> SHORT TASK
Set the listing down again in full, word for word, with the pictures left out.

> Dataset records
------------------------------------------------
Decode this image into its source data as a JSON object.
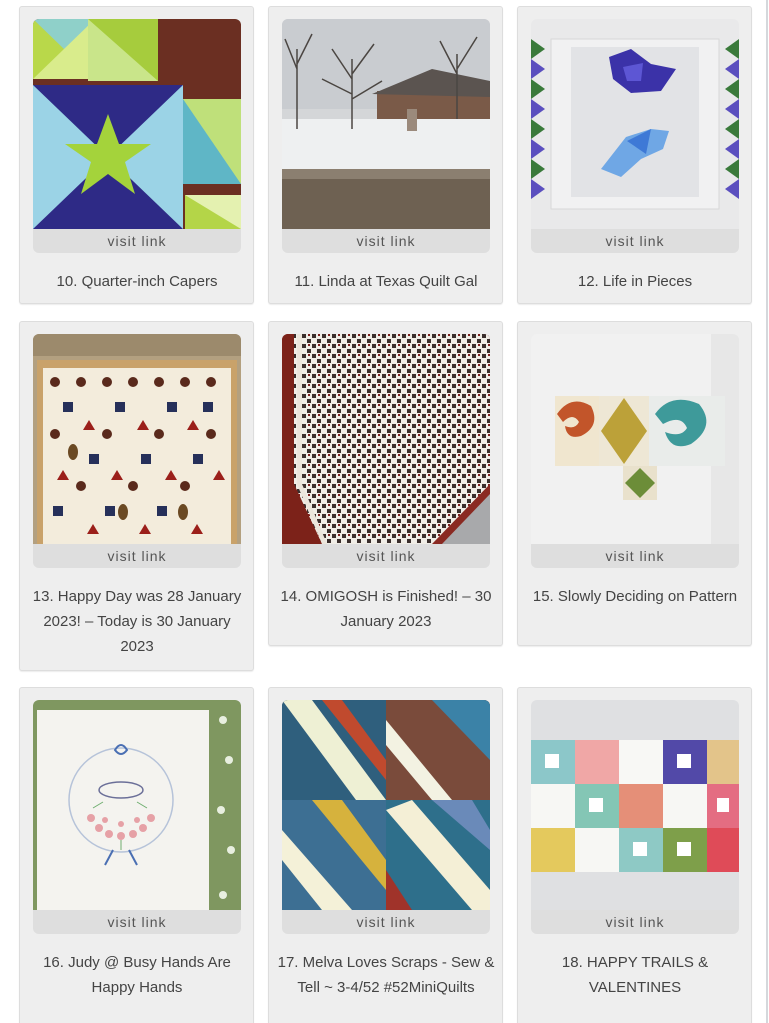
{
  "visit_label": "visit link",
  "items": [
    {
      "title": "10. Quarter-inch Capers",
      "image": "quilt-star-blocks"
    },
    {
      "title": "11. Linda at Texas Quilt Gal",
      "image": "snowy-yard-photo"
    },
    {
      "title": "12. Life in Pieces",
      "image": "bluebird-quilt"
    },
    {
      "title": "13. Happy Day was 28 January 2023! – Today is 30 January 2023",
      "image": "sampler-quilt"
    },
    {
      "title": "14. OMIGOSH is Finished! – 30 January 2023",
      "image": "finished-red-quilt"
    },
    {
      "title": "15. Slowly Deciding on Pattern",
      "image": "swirl-blocks-on-wall"
    },
    {
      "title": "16. Judy @ Busy Hands Are Happy Hands",
      "image": "embroidered-october-wreath"
    },
    {
      "title": "17. Melva Loves Scraps - Sew & Tell ~ 3-4/52 #52MiniQuilts",
      "image": "scrap-string-blocks"
    },
    {
      "title": "18. HAPPY TRAILS & VALENTINES",
      "image": "floral-patchwork-blocks"
    }
  ],
  "colors": {
    "card_bg": "#eeeeee",
    "visit_bg": "#dedede",
    "text": "#444444"
  }
}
------------------------------------------------
> EXPECTED OUTPUT
Decode this image into its source data as a JSON object.
{
  "visit_label": "visit link",
  "items": [
    {
      "title": "10. Quarter-inch Capers",
      "image": "quilt-star-blocks"
    },
    {
      "title": "11. Linda at Texas Quilt Gal",
      "image": "snowy-yard-photo"
    },
    {
      "title": "12. Life in Pieces",
      "image": "bluebird-quilt"
    },
    {
      "title": "13. Happy Day was 28 January 2023! – Today is 30 January 2023",
      "image": "sampler-quilt"
    },
    {
      "title": "14. OMIGOSH is Finished! – 30 January 2023",
      "image": "finished-red-quilt"
    },
    {
      "title": "15. Slowly Deciding on Pattern",
      "image": "swirl-blocks-on-wall"
    },
    {
      "title": "16. Judy @ Busy Hands Are Happy Hands",
      "image": "embroidered-october-wreath"
    },
    {
      "title": "17. Melva Loves Scraps - Sew & Tell ~ 3-4/52 #52MiniQuilts",
      "image": "scrap-string-blocks"
    },
    {
      "title": "18. HAPPY TRAILS & VALENTINES",
      "image": "floral-patchwork-blocks"
    }
  ],
  "colors": {
    "card_bg": "#eeeeee",
    "visit_bg": "#dedede",
    "text": "#444444"
  }
}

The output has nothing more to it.